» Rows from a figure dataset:
══════
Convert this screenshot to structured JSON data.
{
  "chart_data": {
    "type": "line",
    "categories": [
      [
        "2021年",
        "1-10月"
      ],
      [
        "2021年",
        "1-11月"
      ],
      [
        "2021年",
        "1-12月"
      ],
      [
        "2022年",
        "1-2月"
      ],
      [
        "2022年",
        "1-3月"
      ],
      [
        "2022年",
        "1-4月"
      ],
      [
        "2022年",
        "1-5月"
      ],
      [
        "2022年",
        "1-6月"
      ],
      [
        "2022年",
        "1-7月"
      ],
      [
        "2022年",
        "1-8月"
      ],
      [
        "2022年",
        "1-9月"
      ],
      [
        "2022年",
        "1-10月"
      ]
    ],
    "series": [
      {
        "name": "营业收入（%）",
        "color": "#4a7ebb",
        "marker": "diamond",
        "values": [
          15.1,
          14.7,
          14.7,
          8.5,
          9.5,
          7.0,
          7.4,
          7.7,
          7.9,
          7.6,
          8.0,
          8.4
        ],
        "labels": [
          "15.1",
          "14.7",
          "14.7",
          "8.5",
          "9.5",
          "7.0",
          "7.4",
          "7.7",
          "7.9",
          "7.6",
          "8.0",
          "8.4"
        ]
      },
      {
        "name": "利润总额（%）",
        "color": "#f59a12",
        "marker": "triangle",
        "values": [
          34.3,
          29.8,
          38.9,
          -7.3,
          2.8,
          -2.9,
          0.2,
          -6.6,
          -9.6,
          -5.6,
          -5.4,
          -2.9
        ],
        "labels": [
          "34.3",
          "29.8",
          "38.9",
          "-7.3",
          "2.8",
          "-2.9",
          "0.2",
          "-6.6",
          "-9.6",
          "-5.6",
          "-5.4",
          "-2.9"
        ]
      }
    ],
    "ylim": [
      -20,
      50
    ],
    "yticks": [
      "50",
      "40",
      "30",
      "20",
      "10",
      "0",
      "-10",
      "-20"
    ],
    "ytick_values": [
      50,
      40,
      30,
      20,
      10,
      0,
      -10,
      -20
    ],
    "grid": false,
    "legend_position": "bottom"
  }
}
══════
» Task goal: The listing above should be transcribed in full, exactly as written.

» Full response:
Convert this screenshot to structured JSON data.
{
  "chart_data": {
    "type": "line",
    "categories": [
      [
        "2021年",
        "1-10月"
      ],
      [
        "2021年",
        "1-11月"
      ],
      [
        "2021年",
        "1-12月"
      ],
      [
        "2022年",
        "1-2月"
      ],
      [
        "2022年",
        "1-3月"
      ],
      [
        "2022年",
        "1-4月"
      ],
      [
        "2022年",
        "1-5月"
      ],
      [
        "2022年",
        "1-6月"
      ],
      [
        "2022年",
        "1-7月"
      ],
      [
        "2022年",
        "1-8月"
      ],
      [
        "2022年",
        "1-9月"
      ],
      [
        "2022年",
        "1-10月"
      ]
    ],
    "series": [
      {
        "name": "营业收入（%）",
        "color": "#4a7ebb",
        "marker": "diamond",
        "values": [
          15.1,
          14.7,
          14.7,
          8.5,
          9.5,
          7.0,
          7.4,
          7.7,
          7.9,
          7.6,
          8.0,
          8.4
        ],
        "labels": [
          "15.1",
          "14.7",
          "14.7",
          "8.5",
          "9.5",
          "7.0",
          "7.4",
          "7.7",
          "7.9",
          "7.6",
          "8.0",
          "8.4"
        ]
      },
      {
        "name": "利润总额（%）",
        "color": "#f59a12",
        "marker": "triangle",
        "values": [
          34.3,
          29.8,
          38.9,
          -7.3,
          2.8,
          -2.9,
          0.2,
          -6.6,
          -9.6,
          -5.6,
          -5.4,
          -2.9
        ],
        "labels": [
          "34.3",
          "29.8",
          "38.9",
          "-7.3",
          "2.8",
          "-2.9",
          "0.2",
          "-6.6",
          "-9.6",
          "-5.6",
          "-5.4",
          "-2.9"
        ]
      }
    ],
    "ylim": [
      -20,
      50
    ],
    "yticks": [
      "50",
      "40",
      "30",
      "20",
      "10",
      "0",
      "-10",
      "-20"
    ],
    "ytick_values": [
      50,
      40,
      30,
      20,
      10,
      0,
      -10,
      -20
    ],
    "grid": false,
    "legend_position": "bottom"
  }
}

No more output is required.